= Problem =
Could you repeat the records below exactly, leaving out any pictures?

= Exercise data =
— START —

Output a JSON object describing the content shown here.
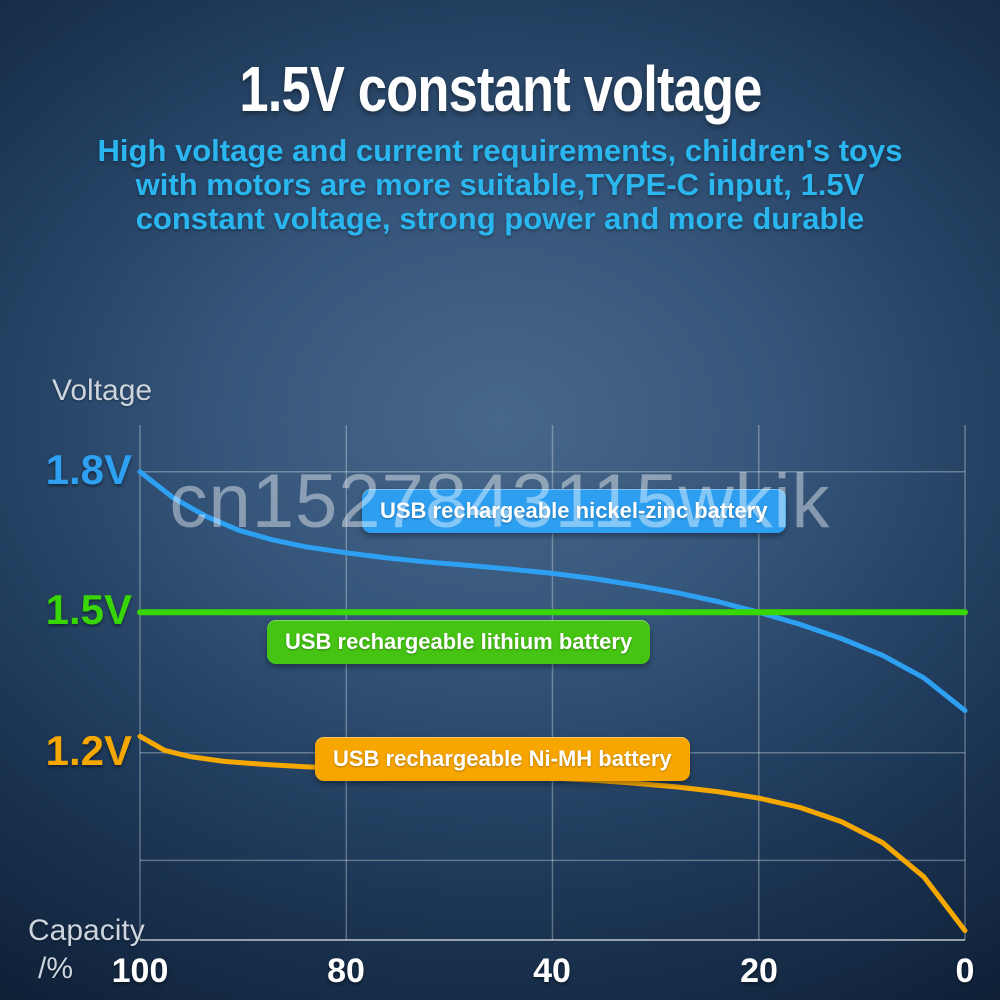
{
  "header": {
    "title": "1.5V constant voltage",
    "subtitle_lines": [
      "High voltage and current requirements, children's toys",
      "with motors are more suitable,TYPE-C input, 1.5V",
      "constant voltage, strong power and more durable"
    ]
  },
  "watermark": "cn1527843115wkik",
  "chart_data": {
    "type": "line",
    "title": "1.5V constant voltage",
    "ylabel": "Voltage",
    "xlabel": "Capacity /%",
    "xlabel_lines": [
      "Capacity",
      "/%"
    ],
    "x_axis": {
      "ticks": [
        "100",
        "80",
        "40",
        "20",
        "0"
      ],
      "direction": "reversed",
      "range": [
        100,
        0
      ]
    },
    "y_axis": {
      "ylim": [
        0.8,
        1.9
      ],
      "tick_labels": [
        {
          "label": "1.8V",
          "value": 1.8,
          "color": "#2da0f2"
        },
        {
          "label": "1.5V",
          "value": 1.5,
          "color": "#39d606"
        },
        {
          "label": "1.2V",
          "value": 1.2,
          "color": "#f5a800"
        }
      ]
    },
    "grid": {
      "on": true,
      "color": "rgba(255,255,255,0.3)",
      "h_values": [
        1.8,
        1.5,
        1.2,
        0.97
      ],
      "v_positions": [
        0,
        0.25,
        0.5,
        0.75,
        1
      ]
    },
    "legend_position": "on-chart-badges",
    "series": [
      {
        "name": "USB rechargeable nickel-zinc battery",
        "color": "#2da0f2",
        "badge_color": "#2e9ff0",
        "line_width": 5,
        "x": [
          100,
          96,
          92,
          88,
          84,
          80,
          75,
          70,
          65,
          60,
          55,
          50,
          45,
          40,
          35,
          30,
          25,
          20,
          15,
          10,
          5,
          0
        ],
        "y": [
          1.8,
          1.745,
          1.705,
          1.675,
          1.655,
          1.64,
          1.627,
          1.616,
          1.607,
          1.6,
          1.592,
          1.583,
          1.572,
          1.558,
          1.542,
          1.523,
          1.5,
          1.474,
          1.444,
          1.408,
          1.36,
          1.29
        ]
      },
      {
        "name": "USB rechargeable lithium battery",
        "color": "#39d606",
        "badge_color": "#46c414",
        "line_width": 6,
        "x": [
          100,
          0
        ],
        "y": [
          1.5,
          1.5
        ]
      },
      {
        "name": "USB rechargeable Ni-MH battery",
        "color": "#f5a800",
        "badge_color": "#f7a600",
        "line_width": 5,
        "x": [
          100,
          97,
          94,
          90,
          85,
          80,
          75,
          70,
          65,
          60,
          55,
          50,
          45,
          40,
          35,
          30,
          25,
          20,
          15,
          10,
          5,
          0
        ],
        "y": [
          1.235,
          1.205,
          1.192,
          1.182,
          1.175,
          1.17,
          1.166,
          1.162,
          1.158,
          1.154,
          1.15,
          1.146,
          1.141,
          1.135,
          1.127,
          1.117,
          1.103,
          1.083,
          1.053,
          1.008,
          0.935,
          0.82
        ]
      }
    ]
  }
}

— END —

= Output for this task =
Output a JSON object describing the content shown here.
{
  "header": {
    "title": "1.5V constant voltage",
    "subtitle_lines": [
      "High voltage and current requirements, children's toys",
      "with motors are more suitable,TYPE-C input, 1.5V",
      "constant voltage, strong power and more durable"
    ]
  },
  "watermark": "cn1527843115wkik",
  "chart_data": {
    "type": "line",
    "title": "1.5V constant voltage",
    "ylabel": "Voltage",
    "xlabel": "Capacity /%",
    "xlabel_lines": [
      "Capacity",
      "/%"
    ],
    "x_axis": {
      "ticks": [
        "100",
        "80",
        "40",
        "20",
        "0"
      ],
      "direction": "reversed",
      "range": [
        100,
        0
      ]
    },
    "y_axis": {
      "ylim": [
        0.8,
        1.9
      ],
      "tick_labels": [
        {
          "label": "1.8V",
          "value": 1.8,
          "color": "#2da0f2"
        },
        {
          "label": "1.5V",
          "value": 1.5,
          "color": "#39d606"
        },
        {
          "label": "1.2V",
          "value": 1.2,
          "color": "#f5a800"
        }
      ]
    },
    "grid": {
      "on": true,
      "color": "rgba(255,255,255,0.3)",
      "h_values": [
        1.8,
        1.5,
        1.2,
        0.97
      ],
      "v_positions": [
        0,
        0.25,
        0.5,
        0.75,
        1
      ]
    },
    "legend_position": "on-chart-badges",
    "series": [
      {
        "name": "USB rechargeable nickel-zinc battery",
        "color": "#2da0f2",
        "badge_color": "#2e9ff0",
        "line_width": 5,
        "x": [
          100,
          96,
          92,
          88,
          84,
          80,
          75,
          70,
          65,
          60,
          55,
          50,
          45,
          40,
          35,
          30,
          25,
          20,
          15,
          10,
          5,
          0
        ],
        "y": [
          1.8,
          1.745,
          1.705,
          1.675,
          1.655,
          1.64,
          1.627,
          1.616,
          1.607,
          1.6,
          1.592,
          1.583,
          1.572,
          1.558,
          1.542,
          1.523,
          1.5,
          1.474,
          1.444,
          1.408,
          1.36,
          1.29
        ]
      },
      {
        "name": "USB rechargeable lithium battery",
        "color": "#39d606",
        "badge_color": "#46c414",
        "line_width": 6,
        "x": [
          100,
          0
        ],
        "y": [
          1.5,
          1.5
        ]
      },
      {
        "name": "USB rechargeable Ni-MH battery",
        "color": "#f5a800",
        "badge_color": "#f7a600",
        "line_width": 5,
        "x": [
          100,
          97,
          94,
          90,
          85,
          80,
          75,
          70,
          65,
          60,
          55,
          50,
          45,
          40,
          35,
          30,
          25,
          20,
          15,
          10,
          5,
          0
        ],
        "y": [
          1.235,
          1.205,
          1.192,
          1.182,
          1.175,
          1.17,
          1.166,
          1.162,
          1.158,
          1.154,
          1.15,
          1.146,
          1.141,
          1.135,
          1.127,
          1.117,
          1.103,
          1.083,
          1.053,
          1.008,
          0.935,
          0.82
        ]
      }
    ]
  }
}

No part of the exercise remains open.